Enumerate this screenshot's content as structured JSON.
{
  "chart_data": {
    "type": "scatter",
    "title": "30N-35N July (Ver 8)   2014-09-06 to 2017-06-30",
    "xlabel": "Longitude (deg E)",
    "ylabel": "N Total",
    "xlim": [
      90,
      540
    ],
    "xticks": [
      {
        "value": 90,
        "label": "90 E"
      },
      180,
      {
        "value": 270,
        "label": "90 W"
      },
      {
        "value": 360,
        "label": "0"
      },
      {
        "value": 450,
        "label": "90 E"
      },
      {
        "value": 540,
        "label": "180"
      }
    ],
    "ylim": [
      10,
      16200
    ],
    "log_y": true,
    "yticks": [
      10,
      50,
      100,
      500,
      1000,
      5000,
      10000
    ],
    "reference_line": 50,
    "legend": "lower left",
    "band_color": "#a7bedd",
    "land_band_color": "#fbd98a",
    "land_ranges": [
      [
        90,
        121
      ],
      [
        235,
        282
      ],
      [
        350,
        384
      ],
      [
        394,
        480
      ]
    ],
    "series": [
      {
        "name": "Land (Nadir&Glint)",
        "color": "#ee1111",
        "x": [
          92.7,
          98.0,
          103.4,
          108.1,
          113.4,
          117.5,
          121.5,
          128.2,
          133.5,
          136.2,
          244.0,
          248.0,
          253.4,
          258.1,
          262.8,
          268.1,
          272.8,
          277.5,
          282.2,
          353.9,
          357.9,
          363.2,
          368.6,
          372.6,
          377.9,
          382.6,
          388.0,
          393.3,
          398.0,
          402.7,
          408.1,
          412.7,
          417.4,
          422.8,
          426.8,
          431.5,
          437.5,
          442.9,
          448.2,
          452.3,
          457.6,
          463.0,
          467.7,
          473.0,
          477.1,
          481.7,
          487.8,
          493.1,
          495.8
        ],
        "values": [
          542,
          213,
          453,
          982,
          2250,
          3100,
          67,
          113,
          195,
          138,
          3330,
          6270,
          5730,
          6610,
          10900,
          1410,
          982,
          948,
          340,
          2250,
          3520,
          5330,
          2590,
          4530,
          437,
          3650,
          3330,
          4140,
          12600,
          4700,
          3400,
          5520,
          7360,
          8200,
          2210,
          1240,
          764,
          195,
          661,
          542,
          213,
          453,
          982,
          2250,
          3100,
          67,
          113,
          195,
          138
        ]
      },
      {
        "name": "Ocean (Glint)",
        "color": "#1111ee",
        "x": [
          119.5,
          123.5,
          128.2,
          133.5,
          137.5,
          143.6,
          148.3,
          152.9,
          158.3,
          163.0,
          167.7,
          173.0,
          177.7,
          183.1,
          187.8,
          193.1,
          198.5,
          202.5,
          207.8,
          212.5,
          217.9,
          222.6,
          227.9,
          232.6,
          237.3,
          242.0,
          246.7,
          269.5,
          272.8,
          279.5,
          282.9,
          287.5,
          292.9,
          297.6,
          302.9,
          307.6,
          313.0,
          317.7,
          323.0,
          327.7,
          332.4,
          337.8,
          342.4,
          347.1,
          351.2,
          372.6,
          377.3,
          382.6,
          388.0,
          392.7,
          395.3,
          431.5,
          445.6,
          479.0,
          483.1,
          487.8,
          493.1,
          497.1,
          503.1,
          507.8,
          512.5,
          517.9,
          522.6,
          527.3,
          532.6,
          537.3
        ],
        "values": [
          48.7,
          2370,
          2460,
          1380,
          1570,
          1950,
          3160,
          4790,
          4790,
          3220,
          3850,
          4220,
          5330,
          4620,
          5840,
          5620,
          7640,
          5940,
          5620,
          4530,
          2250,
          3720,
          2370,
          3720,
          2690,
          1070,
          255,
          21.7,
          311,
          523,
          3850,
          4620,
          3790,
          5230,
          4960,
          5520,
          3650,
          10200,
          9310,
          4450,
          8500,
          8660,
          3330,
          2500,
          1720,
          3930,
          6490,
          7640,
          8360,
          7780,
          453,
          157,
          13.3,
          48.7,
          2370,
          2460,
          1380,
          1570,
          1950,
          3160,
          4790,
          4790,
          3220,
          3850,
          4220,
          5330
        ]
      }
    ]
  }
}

──────────────────────────────

▶ [AIM] Check each line of the data above for the string "name" and report only how many lines have it.

▶ [TASK OUTPUT] 2